→ **Available records**

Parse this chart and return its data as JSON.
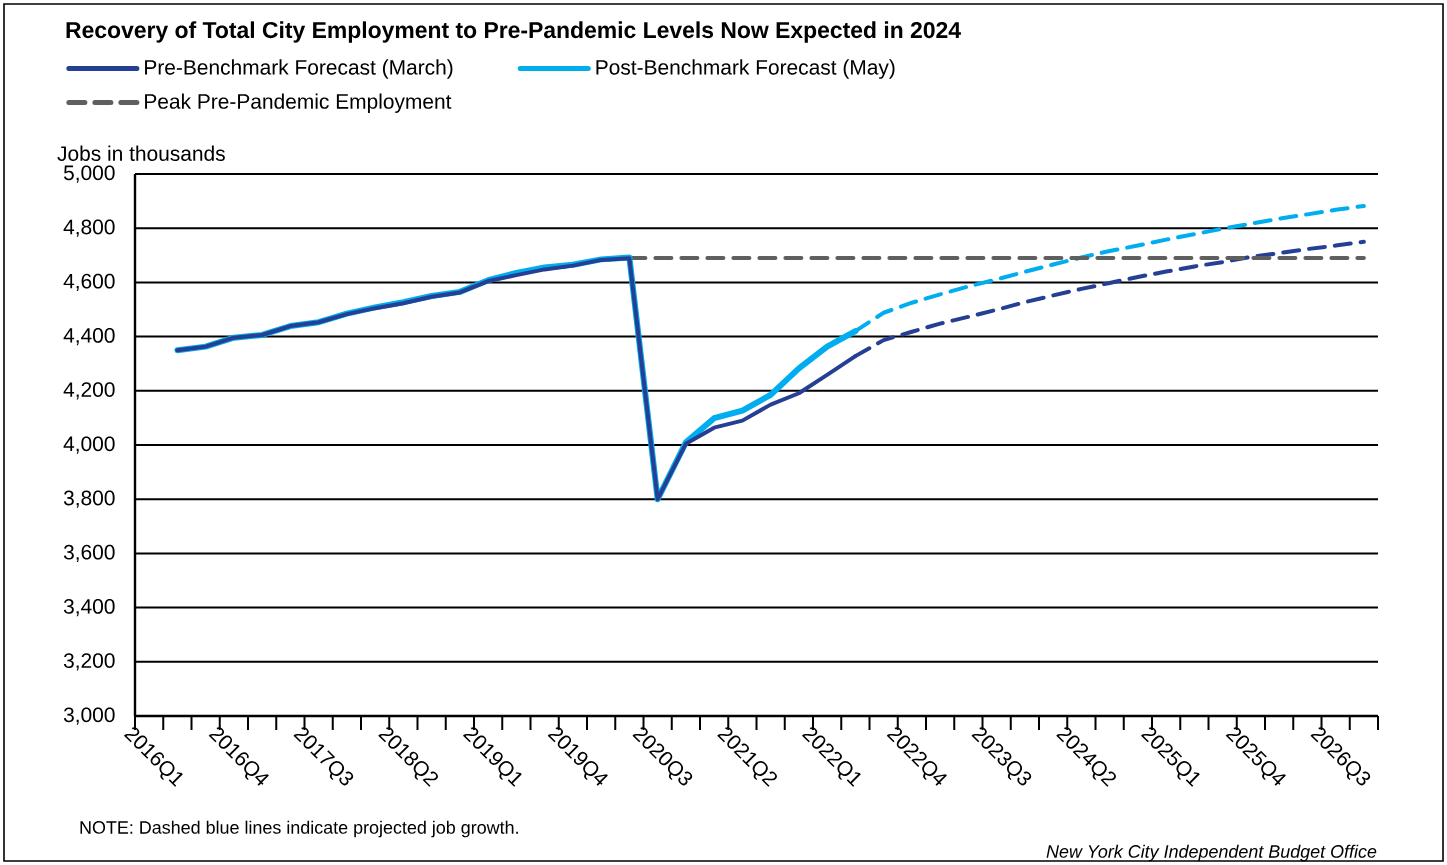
{
  "chart_data": {
    "type": "line",
    "title": "Recovery of Total City Employment to Pre-Pandemic Levels Now Expected in 2024",
    "ylabel": "Jobs in thousands",
    "annotations": [
      "NOTE: Dashed blue lines indicate projected job growth.",
      "New York City Independent Budget Office"
    ],
    "categories": [
      "2016Q1",
      null,
      null,
      "2016Q4",
      null,
      null,
      "2017Q3",
      null,
      null,
      "2018Q2",
      null,
      null,
      "2019Q1",
      null,
      null,
      "2019Q4",
      null,
      null,
      "2020Q3",
      null,
      null,
      "2021Q2",
      null,
      null,
      "2022Q1",
      null,
      null,
      "2022Q4",
      null,
      null,
      "2023Q3",
      null,
      null,
      "2024Q2",
      null,
      null,
      "2025Q1",
      null,
      null,
      "2025Q4",
      null,
      null,
      "2026Q3",
      null
    ],
    "series": [
      {
        "name": "Pre-Benchmark Forecast (March)",
        "color": "#253f94",
        "line_style": "solid",
        "values": [
          null,
          4350,
          4363,
          4396,
          4406,
          4439,
          4453,
          4483,
          4505,
          4523,
          4547,
          4563,
          4605,
          4627,
          4648,
          4662,
          4683,
          4689,
          3800,
          4005,
          4064,
          4090,
          4149,
          4191,
          4259,
          4328,
          null,
          null,
          null,
          null,
          null,
          null,
          null,
          null,
          null,
          null,
          null,
          null,
          null,
          null,
          null,
          null,
          null,
          null
        ]
      },
      {
        "name": "Post-Benchmark Forecast (May)",
        "color": "#00aeef",
        "line_style": "solid",
        "values": [
          null,
          4350,
          4363,
          4396,
          4406,
          4439,
          4453,
          4485,
          4508,
          4527,
          4550,
          4565,
          4608,
          4635,
          4655,
          4665,
          4685,
          4692,
          3800,
          4010,
          4099,
          4127,
          4185,
          4283,
          4363,
          4420,
          null,
          null,
          null,
          null,
          null,
          null,
          null,
          null,
          null,
          null,
          null,
          null,
          null,
          null,
          null,
          null,
          null,
          null
        ]
      },
      {
        "name": "Peak Pre-Pandemic Employment",
        "color": "#5f5f5f",
        "line_style": "dashed",
        "values": [
          null,
          null,
          null,
          null,
          null,
          null,
          null,
          null,
          null,
          null,
          null,
          null,
          null,
          null,
          null,
          null,
          null,
          4690,
          4690,
          4690,
          4690,
          4690,
          4690,
          4690,
          4690,
          4690,
          4690,
          4690,
          4690,
          4690,
          4690,
          4690,
          4690,
          4690,
          4690,
          4690,
          4690,
          4690,
          4690,
          4690,
          4690,
          4690,
          4690,
          4690
        ]
      },
      {
        "color": "#253f94",
        "line_style": "dashed",
        "values": [
          null,
          null,
          null,
          null,
          null,
          null,
          null,
          null,
          null,
          null,
          null,
          null,
          null,
          null,
          null,
          null,
          null,
          null,
          null,
          null,
          null,
          null,
          null,
          null,
          null,
          4328,
          4387,
          4418,
          4448,
          4473,
          4499,
          4527,
          4552,
          4576,
          4598,
          4620,
          4640,
          4659,
          4675,
          4694,
          4708,
          4723,
          4736,
          4750
        ]
      },
      {
        "color": "#00aeef",
        "line_style": "dashed",
        "values": [
          null,
          null,
          null,
          null,
          null,
          null,
          null,
          null,
          null,
          null,
          null,
          null,
          null,
          null,
          null,
          null,
          null,
          null,
          null,
          null,
          null,
          null,
          null,
          null,
          null,
          4420,
          4488,
          4525,
          4556,
          4585,
          4611,
          4639,
          4666,
          4692,
          4716,
          4736,
          4758,
          4778,
          4798,
          4817,
          4835,
          4851,
          4868,
          4882
        ]
      }
    ],
    "ylim": [
      3000,
      5000
    ],
    "yticks": [
      {
        "value": 3000,
        "label": "3,000"
      },
      {
        "value": 3200,
        "label": "3,200"
      },
      {
        "value": 3400,
        "label": "3,400"
      },
      {
        "value": 3600,
        "label": "3,600"
      },
      {
        "value": 3800,
        "label": "3,800"
      },
      {
        "value": 4000,
        "label": "4,000"
      },
      {
        "value": 4200,
        "label": "4,200"
      },
      {
        "value": 4400,
        "label": "4,400"
      },
      {
        "value": 4600,
        "label": "4,600"
      },
      {
        "value": 4800,
        "label": "4,800"
      },
      {
        "value": 5000,
        "label": "5,000"
      }
    ],
    "grid": "y",
    "legend": "top left",
    "marker": "none"
  }
}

→ **The request**
Copy out each line of the material that holds the word "name".

→ **Answer below**
        "name": "Pre-Benchmark Forecast (March)",
        "name": "Post-Benchmark Forecast (May)",
        "name": "Peak Pre-Pandemic Employment",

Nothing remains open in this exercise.